* PROBLEM DETAILS *
In the records below, find each line containing the word "Effective" and copy it.

* RECORDS SUPPLIED *
********************

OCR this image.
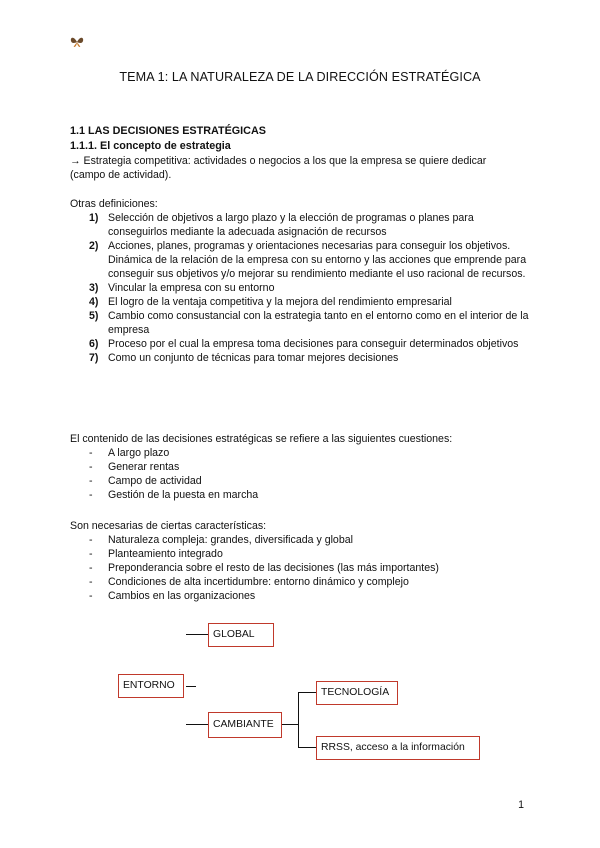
TEMA 1: LA NATURALEZA DE LA DIRECCIÓN ESTRATÉGICA
1.1 LAS DECISIONES ESTRATÉGICAS
1.1.1. El concepto de estrategia
→ Estrategia competitiva: actividades o negocios a los que la empresa se quiere dedicar
(campo de actividad).
Otras definiciones:
1) Selección de objetivos a largo plazo y la elección de programas o planes para conseguirlos mediante la adecuada asignación de recursos
2) Acciones, planes, programas y orientaciones necesarias para conseguir los objetivos. Dinámica de la relación de la empresa con su entorno y las acciones que emprende para conseguir sus objetivos y/o mejorar su rendimiento mediante el uso racional de recursos.
3) Vincular la empresa con su entorno
4) El logro de la ventaja competitiva y la mejora del rendimiento empresarial
5) Cambio como consustancial con la estrategia tanto en el entorno como en el interior de la empresa
6) Proceso por el cual la empresa toma decisiones para conseguir determinados objetivos
7) Como un conjunto de técnicas para tomar mejores decisiones
El contenido de las decisiones estratégicas se refiere a las siguientes cuestiones:
- A largo plazo
- Generar rentas
- Campo de actividad
- Gestión de la puesta en marcha
Son necesarias de ciertas características:
- Naturaleza compleja: grandes, diversificada y global
- Planteamiento integrado
- Preponderancia sobre el resto de las decisiones (las más importantes)
- Condiciones de alta incertidumbre: entorno dinámico y complejo
- Cambios en las organizaciones
GLOBAL
ENTORNO
CAMBIANTE
TECNOLOGÍA
RRSS, acceso a la información
1
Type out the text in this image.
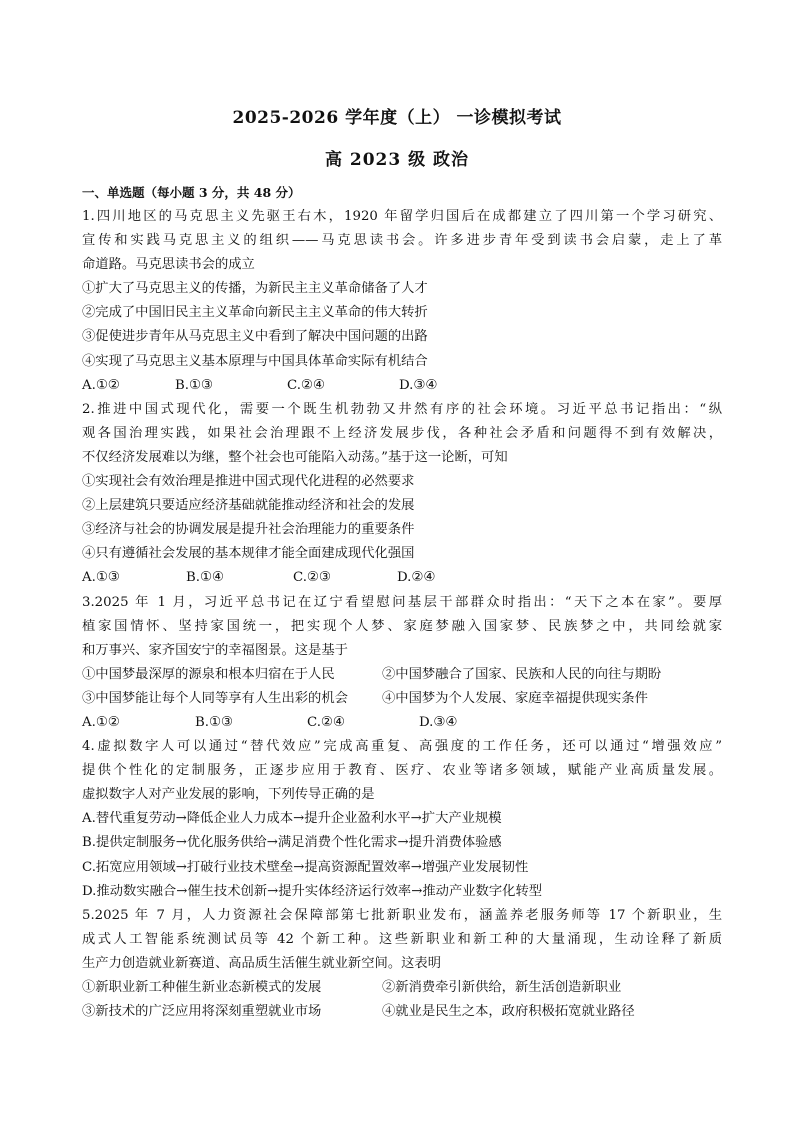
2025-2026 学年度（上） 一诊模拟考试
高 2023 级 政治
一、单选题（每小题 3 分，共 48 分）
1.四川地区的马克思主义先驱王右木，1920 年留学归国后在成都建立了四川第一个学习研究、
宣传和实践马克思主义的组织——马克思读书会。许多进步青年受到读书会启蒙，走上了革
命道路。马克思读书会的成立
①扩大了马克思主义的传播，为新民主主义革命储备了人才
②完成了中国旧民主主义革命向新民主主义革命的伟大转折
③促使进步青年从马克思主义中看到了解决中国问题的出路
④实现了马克思主义基本原理与中国具体革命实际有机结合
A.①②	B.①③	C.②④	D.③④
2.推进中国式现代化，需要一个既生机勃勃又井然有序的社会环境。习近平总书记指出：“纵
观各国治理实践，如果社会治理跟不上经济发展步伐，各种社会矛盾和问题得不到有效解决，
不仅经济发展难以为继，整个社会也可能陷入动荡。”基于这一论断，可知
①实现社会有效治理是推进中国式现代化进程的必然要求
②上层建筑只要适应经济基础就能推动经济和社会的发展
③经济与社会的协调发展是提升社会治理能力的重要条件
④只有遵循社会发展的基本规律才能全面建成现代化强国
A.①③	B.①④	C.②③	D.②④
3.2025 年 1 月，习近平总书记在辽宁看望慰问基层干部群众时指出：“天下之本在家”。要厚
植家国情怀、坚持家国统一，把实现个人梦、家庭梦融入国家梦、民族梦之中，共同绘就家
和万事兴、家齐国安宁的幸福图景。这是基于
①中国梦最深厚的源泉和根本归宿在于人民	②中国梦融合了国家、民族和人民的向往与期盼
③中国梦能让每个人同等享有人生出彩的机会	④中国梦为个人发展、家庭幸福提供现实条件
A.①②	B.①③	C.②④	D.③④
4.虚拟数字人可以通过“替代效应”完成高重复、高强度的工作任务，还可以通过“增强效应”
提供个性化的定制服务，正逐步应用于教育、医疗、农业等诸多领域，赋能产业高质量发展。
虚拟数字人对产业发展的影响，下列传导正确的是
A.替代重复劳动→降低企业人力成本→提升企业盈利水平→扩大产业规模
B.提供定制服务→优化服务供给→满足消费个性化需求→提升消费体验感
C.拓宽应用领域→打破行业技术壁垒→提高资源配置效率→增强产业发展韧性
D.推动数实融合→催生技术创新→提升实体经济运行效率→推动产业数字化转型
5.2025 年 7 月，人力资源社会保障部第七批新职业发布，涵盖养老服务师等 17 个新职业，生
成式人工智能系统测试员等 42 个新工种。这些新职业和新工种的大量涌现，生动诠释了新质
生产力创造就业新赛道、高品质生活催生就业新空间。这表明
①新职业新工种催生新业态新模式的发展	②新消费牵引新供给，新生活创造新职业
③新技术的广泛应用将深刻重塑就业市场	④就业是民生之本，政府积极拓宽就业路径
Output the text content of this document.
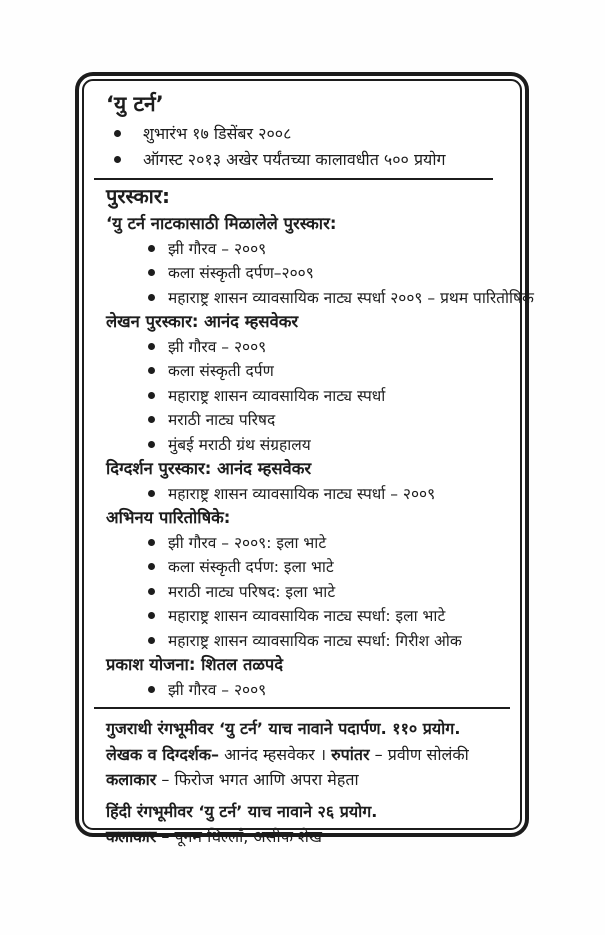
‘यु टर्न’
शुभारंभ १७ डिसेंबर २००८
ऑगस्ट २०१३ अखेर पर्यंतच्या कालावधीत ५०० प्रयोग
पुरस्कार:
‘यु टर्न नाटकासाठी मिळालेले पुरस्कार:
झी गौरव – २००९
कला संस्कृती दर्पण–२००९
महाराष्ट्र शासन व्यावसायिक नाट्य स्पर्धा २००९ – प्रथम पारितोषिक
लेखन पुरस्कार: आनंद म्हसवेकर
झी गौरव – २००९
कला संस्कृती दर्पण
महाराष्ट्र शासन व्यावसायिक नाट्य स्पर्धा
मराठी नाट्य परिषद
मुंबई मराठी ग्रंथ संग्रहालय
दिग्दर्शन पुरस्कार: आनंद म्हसवेकर
महाराष्ट्र शासन व्यावसायिक नाट्य स्पर्धा – २००९
अभिनय पारितोषिके:
झी गौरव – २००९: इला भाटे
कला संस्कृती दर्पण: इला भाटे
मराठी नाट्य परिषद: इला भाटे
महाराष्ट्र शासन व्यावसायिक नाट्य स्पर्धा: इला भाटे
महाराष्ट्र शासन व्यावसायिक नाट्य स्पर्धा: गिरीश ओक
प्रकाश योजना: शितल तळपदे
झी गौरव – २००९

गुजराथी रंगभूमीवर ‘यु टर्न’ याच नावाने पदार्पण. ११० प्रयोग.

लेखक व दिग्दर्शक– आनंद म्हसवेकर । रुपांतर – प्रवीण सोलंकी

कलाकार – फिरोज भगत आणि अपरा मेहता

हिंदी रंगभूमीवर ‘यु टर्न’ याच नावाने २६ प्रयोग.

कलाकार – पूनम धिल्लाँ, असीफ शेख
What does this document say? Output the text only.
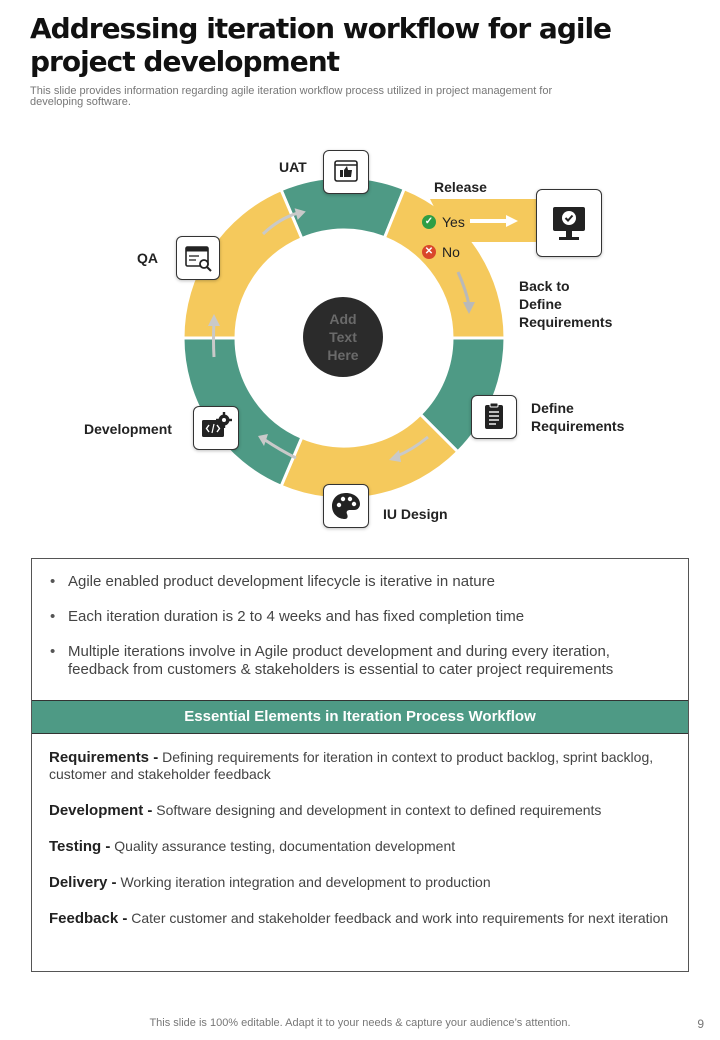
Addressing iteration workflow for agile project development
This slide provides information regarding agile iteration workflow process utilized in project management for developing software.
Add
Text
Here
✓ Yes
✕ No
UAT
Release
Back to
Define
Requirements
Define
Requirements
IU Design
Development
QA
• Agile enabled product development lifecycle is iterative in nature
• Each iteration duration is 2 to 4 weeks and has fixed completion time
• Multiple iterations involve in Agile product development and during every iteration, feedback from customers & stakeholders is essential to cater project requirements
Essential Elements in Iteration Process Workflow
Requirements - Defining requirements for iteration in context to product backlog, sprint backlog, customer and stakeholder feedback
Development - Software designing and development in context to defined requirements
Testing - Quality assurance testing, documentation development
Delivery - Working iteration integration and development to production
Feedback - Cater customer and stakeholder feedback and work into requirements for next iteration
This slide is 100% editable. Adapt it to your needs & capture your audience’s attention.	9
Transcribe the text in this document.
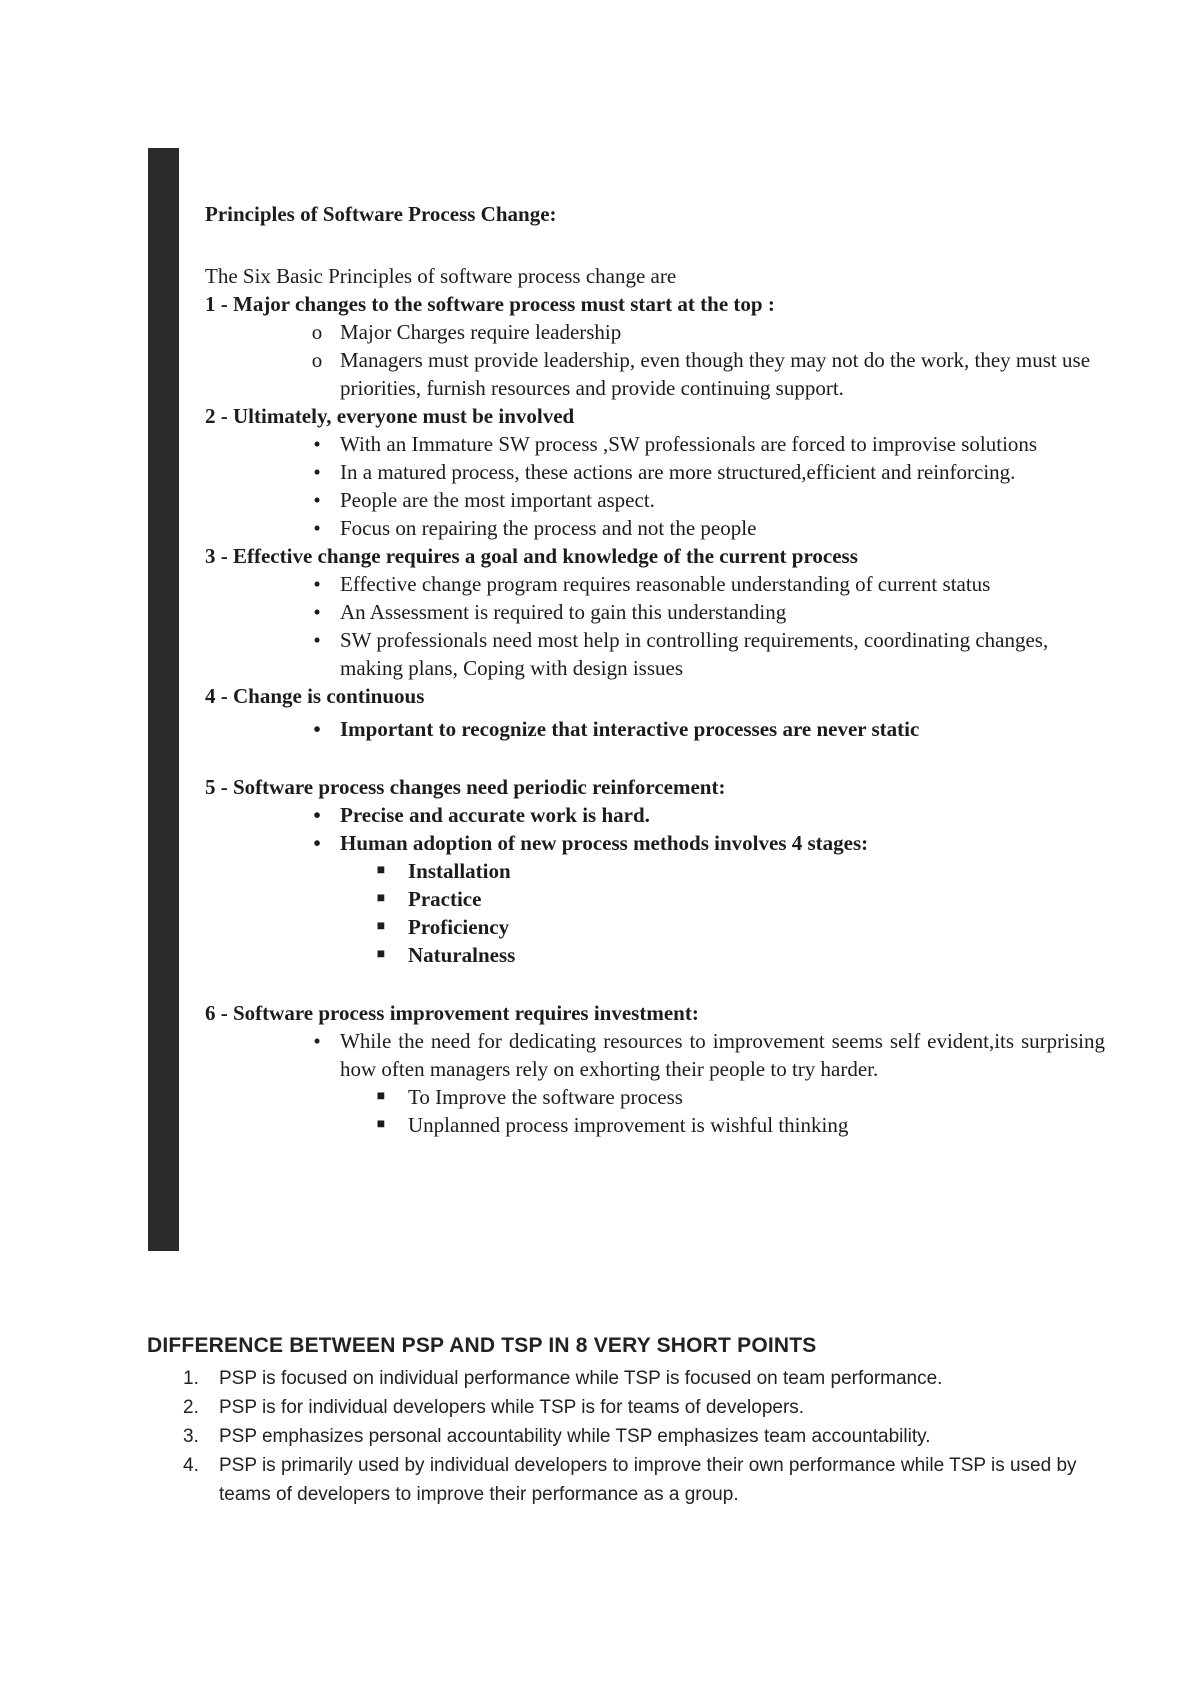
Principles of Software Process Change:

The Six Basic Principles of software process change are

1 - Major changes to the software process must start at the top :

o Major Charges require leadership
o Managers must provide leadership, even though they may not do the work, they must use priorities, furnish resources and provide continuing support.

2 - Ultimately, everyone must be involved

• With an Immature SW process ,SW professionals are forced to improvise solutions
• In a matured process, these actions are more structured,efficient and reinforcing.
• People are the most important aspect.
• Focus on repairing the process and not the people

3 - Effective change requires a goal and knowledge of the current process

• Effective change program requires reasonable understanding of current status
• An Assessment is required to gain this understanding
• SW professionals need most help in controlling requirements, coordinating changes, making plans, Coping with design issues

4 - Change is continuous

• Important to recognize that interactive processes are never static

5 - Software process changes need periodic reinforcement:

• Precise and accurate work is hard.
• Human adoption of new process methods involves 4 stages:
■ Installation
■ Practice
■ Proficiency
■ Naturalness

6 - Software process improvement requires investment:

• While the need for dedicating resources to improvement seems self evident,its surprising how often managers rely on exhorting their people to try harder.
■ To Improve the software process
■ Unplanned process improvement is wishful thinking

DIFFERENCE BETWEEN PSP AND TSP IN 8 VERY SHORT POINTS

1. PSP is focused on individual performance while TSP is focused on team performance.
2. PSP is for individual developers while TSP is for teams of developers.
3. PSP emphasizes personal accountability while TSP emphasizes team accountability.
4. PSP is primarily used by individual developers to improve their own performance while TSP is used by teams of developers to improve their performance as a group.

********************

* SOLVED PROBLEM *
3 - Effective change requires a goal and knowledge of the current process
• Effective change program requires reasonable understanding of current status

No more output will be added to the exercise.